**抜粋**.

楢 林「事務服とナース服の件考えておくよ」



坂 本「ありがとうございま〜す」






市 子「若い子には甘いんだから……」



市 子「今夜はカレイの煮付けでいいですか?」
楢 林「え〜また魚かよ」
市 子「あなたの健康を考えてでしょ?」



楢 林「あ痛ててて…おいもっと優しくしろよ」


 小うるさくされるものだから、楢林の気持ちはますます市子から離れ、若い波子へと傾いていく。



 波子は波子で、仲間のお得意客を取ったり、接客態度が下品で銀座の店にふさわしくないとかで、周囲の先輩ホステスとの対立を深めていく。



 仲裁に入る元子の言うことも聞かず、店を飛び出してしまっった波子は、楢林医師に泣きつく。そしてしばらく経つと、いきなり自分の店を出すことを宣言。もちろん出資者は楢林で、お店はなんと、元子の店クラブ・カルネと同じビルの、しかもカルネより上階のフロア。ほとんどケンカを売っているようなものである。



 銀座のルールをハナから無視したやり方に、元子は波子を呼び出して忠告する。しかしもはや波子は聞く耳をもたない。



 元子は秘密兵器「黒革の手帖」を発動。



 手帖に書きこまれた楢林のデータをもとに作戦を練り、実行に移る。まず楢林クリニック看護師長の市子を呼び出し「うちの店の子が先生に迷惑をかけている」とお詫びをする体で、市子に情報をバラす。



 市子が新病院建設のためにと、ツメに火を灯す努力でこつこつ蓄えてきた資金を、楢林が湯水のように若いホステス、波子に注ぎ込んでいる事実を伝え、楢林が波子を囲っているマンションの住所を渡す。



 マンションや車を買った上に店を出させて、すでに億という金をつぎ込んでいる。最初は「女遊びは男の甲斐性」なんてうそぶいてとりあわなかった市子も、金額を知って絶句し、元子に教えてもらった波子のマンションに乗り込む。



 力ずくで中に入り、楢林医師と別れるように警告するが、波子は嘲笑するばかり。



 事態はヒートアップして、すぐさま高畑淳子と仲里依紗のキャットファイトに展開。



 「この泥棒猫」「けちけちババア」なんて、おっそろしくステレオタイプな展開ですね。そこへ帰ってきた楢林医師がどっちの肩をもつかは言わずのがな。

**演習データ**.
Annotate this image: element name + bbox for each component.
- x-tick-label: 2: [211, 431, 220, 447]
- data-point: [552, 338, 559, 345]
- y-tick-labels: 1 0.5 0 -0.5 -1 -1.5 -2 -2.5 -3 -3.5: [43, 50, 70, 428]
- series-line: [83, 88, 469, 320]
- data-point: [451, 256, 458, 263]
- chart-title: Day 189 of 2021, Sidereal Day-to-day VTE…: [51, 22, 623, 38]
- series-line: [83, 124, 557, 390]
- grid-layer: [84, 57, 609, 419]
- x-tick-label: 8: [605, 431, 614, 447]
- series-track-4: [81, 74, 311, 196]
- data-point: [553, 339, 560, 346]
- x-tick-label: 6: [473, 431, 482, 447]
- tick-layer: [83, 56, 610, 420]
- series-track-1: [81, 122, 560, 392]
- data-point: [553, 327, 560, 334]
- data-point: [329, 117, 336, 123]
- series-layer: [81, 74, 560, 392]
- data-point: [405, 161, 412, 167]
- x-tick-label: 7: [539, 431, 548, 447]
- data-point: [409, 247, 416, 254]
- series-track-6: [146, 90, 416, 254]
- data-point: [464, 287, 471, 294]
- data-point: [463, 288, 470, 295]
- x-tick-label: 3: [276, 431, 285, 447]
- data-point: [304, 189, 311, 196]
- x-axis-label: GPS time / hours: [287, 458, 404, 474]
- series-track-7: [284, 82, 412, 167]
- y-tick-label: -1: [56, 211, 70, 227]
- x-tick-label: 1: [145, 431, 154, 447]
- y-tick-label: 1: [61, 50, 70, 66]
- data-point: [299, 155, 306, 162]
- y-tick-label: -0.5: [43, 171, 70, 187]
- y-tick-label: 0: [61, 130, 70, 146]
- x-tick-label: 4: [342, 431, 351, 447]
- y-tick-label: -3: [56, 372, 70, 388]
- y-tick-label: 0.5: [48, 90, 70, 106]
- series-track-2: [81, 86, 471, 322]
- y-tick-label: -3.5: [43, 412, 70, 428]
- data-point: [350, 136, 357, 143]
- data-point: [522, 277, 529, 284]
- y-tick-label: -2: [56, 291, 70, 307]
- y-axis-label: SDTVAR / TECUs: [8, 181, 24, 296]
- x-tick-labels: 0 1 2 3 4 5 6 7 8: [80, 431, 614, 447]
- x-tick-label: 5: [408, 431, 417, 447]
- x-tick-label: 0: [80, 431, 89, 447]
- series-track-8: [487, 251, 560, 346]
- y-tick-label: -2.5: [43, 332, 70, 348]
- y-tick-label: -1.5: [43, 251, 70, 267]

**必要な作業 1**.
あらすじの抜粋では、波子が自分の店を出した場所はどこだと書かれていますか。
**必要な作業 2**.
あらすじの抜粋の最後の文を受けて、その先を書き継いでください。

**記述回答 1**.
元子の店クラブ・カルネと同じビルの、カルネより上の階のフロアです。

**記述回答 2**.
 



 仲里依紗の笑顔が邪悪です。この騒動がきっかけで、市子看護師長は楢林医師から愛想を尽かされ、退職金ももらえず追い出されてしまう。



 傷心の市子に元子は近づき、復讐の計画を持ちかける。



元 子「余計なお世話かもしれませんが、せめて退職金はきちんともらったほうが」



市 子「今さらそんな……」



元 子「私が代わりに交渉しましょうか?」



元 子「波子には二億も使っておきながら、あなたには一銭も払わないなんて、許せない」



 というわけで、うまく口車に乗った市子に、元子は作戦を伝授する。退職ついでにクリニックのウラ帳簿を持ち出し、それをネタに楢林医師から退職金をせしめようというのだ。




 市子は意を決して、ウラ帳簿を回収しにクリニックにやって来る。




 院長室に入るなり、ソファに放り出したままの白衣が目に付く。



 若い事務員はこういくのを片づけもしない。長年の習慣でつい畳んでしまう。



 そしてウラ帳簿をしまった隠し金庫を開けようとするのだが……。


 



(ドアの開閉音)





市 子「院長先生は?」



坂 本「午後の診察には戻るとおっしゃって……」



市 子「ごあいさつに伺ったんだけど」



坂 本「本当に辞めちゃうんですか?」



市 子「みんな喜んでるでしょ」



市 子「腹の中では笑ってるくせに」



坂 本「いや……そんなことは……」



市 子「私物の整理したいから、掃除機は後にしてちょうだい」



坂 本「長い間ご苦労さまでした」










 と、このように市子を利用して楢林の脱税の証拠を手に入れた元子は、楢林を呼び出す。



 波子をマンションに囲っているくせに、あわよくば元子とも、と思っている楢林は鼻の下を伸ばしてやってくる。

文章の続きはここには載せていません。